**EXERCISE INPUTS**
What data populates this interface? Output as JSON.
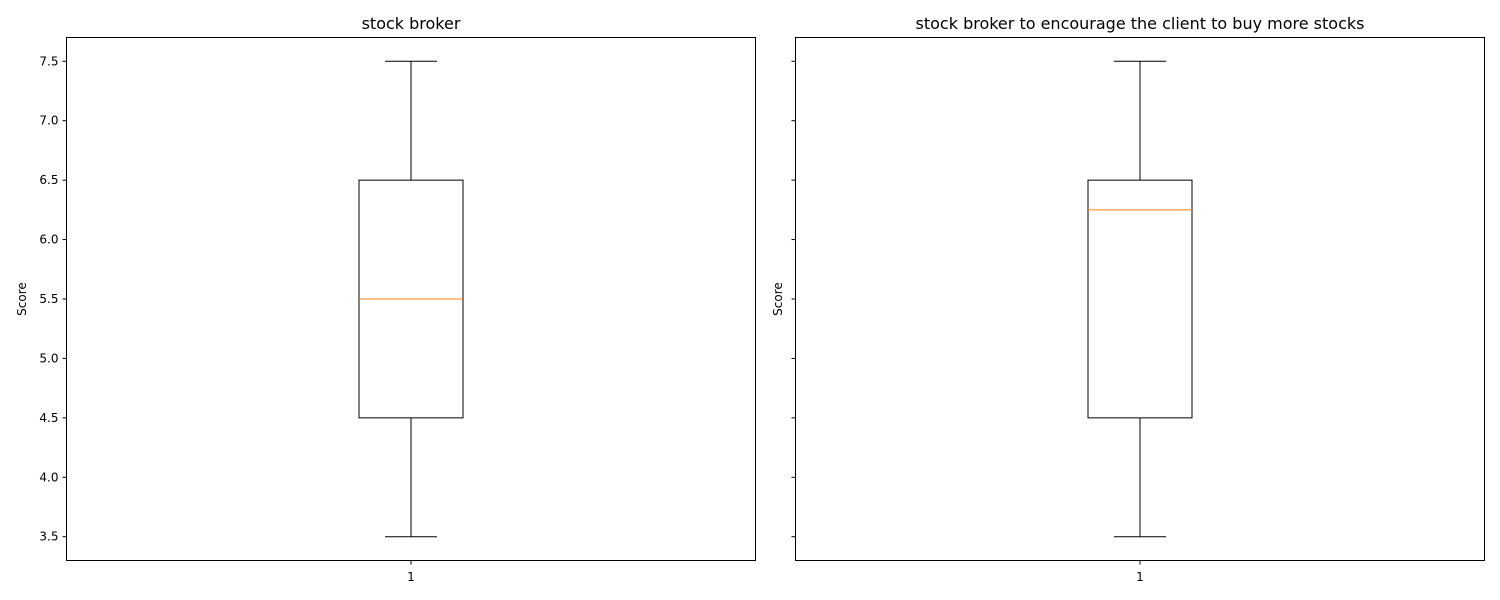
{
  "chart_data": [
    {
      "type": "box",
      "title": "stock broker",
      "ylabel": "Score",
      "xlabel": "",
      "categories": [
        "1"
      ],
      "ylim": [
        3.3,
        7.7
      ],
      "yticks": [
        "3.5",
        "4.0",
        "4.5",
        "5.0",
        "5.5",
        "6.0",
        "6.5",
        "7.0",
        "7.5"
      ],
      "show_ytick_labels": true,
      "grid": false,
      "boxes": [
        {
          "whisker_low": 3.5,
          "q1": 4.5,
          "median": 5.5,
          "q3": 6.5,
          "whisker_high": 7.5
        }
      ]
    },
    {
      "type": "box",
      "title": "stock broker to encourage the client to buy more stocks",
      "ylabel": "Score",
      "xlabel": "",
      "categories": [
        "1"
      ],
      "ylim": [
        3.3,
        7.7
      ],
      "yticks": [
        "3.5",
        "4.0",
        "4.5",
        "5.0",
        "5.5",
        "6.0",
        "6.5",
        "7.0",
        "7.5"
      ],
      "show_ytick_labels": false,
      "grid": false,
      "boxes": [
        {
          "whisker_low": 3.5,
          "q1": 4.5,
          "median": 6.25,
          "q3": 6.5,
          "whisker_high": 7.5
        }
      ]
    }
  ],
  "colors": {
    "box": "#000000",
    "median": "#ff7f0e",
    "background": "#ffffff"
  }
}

**INSTRUCTIONS FOR THE TASK**
Leave out the pictures and return every record word for word.

**RESULT OF THE TASK**
What data populates this interface? Output as JSON.
{
  "chart_data": [
    {
      "type": "box",
      "title": "stock broker",
      "ylabel": "Score",
      "xlabel": "",
      "categories": [
        "1"
      ],
      "ylim": [
        3.3,
        7.7
      ],
      "yticks": [
        "3.5",
        "4.0",
        "4.5",
        "5.0",
        "5.5",
        "6.0",
        "6.5",
        "7.0",
        "7.5"
      ],
      "show_ytick_labels": true,
      "grid": false,
      "boxes": [
        {
          "whisker_low": 3.5,
          "q1": 4.5,
          "median": 5.5,
          "q3": 6.5,
          "whisker_high": 7.5
        }
      ]
    },
    {
      "type": "box",
      "title": "stock broker to encourage the client to buy more stocks",
      "ylabel": "Score",
      "xlabel": "",
      "categories": [
        "1"
      ],
      "ylim": [
        3.3,
        7.7
      ],
      "yticks": [
        "3.5",
        "4.0",
        "4.5",
        "5.0",
        "5.5",
        "6.0",
        "6.5",
        "7.0",
        "7.5"
      ],
      "show_ytick_labels": false,
      "grid": false,
      "boxes": [
        {
          "whisker_low": 3.5,
          "q1": 4.5,
          "median": 6.25,
          "q3": 6.5,
          "whisker_high": 7.5
        }
      ]
    }
  ],
  "colors": {
    "box": "#000000",
    "median": "#ff7f0e",
    "background": "#ffffff"
  }
}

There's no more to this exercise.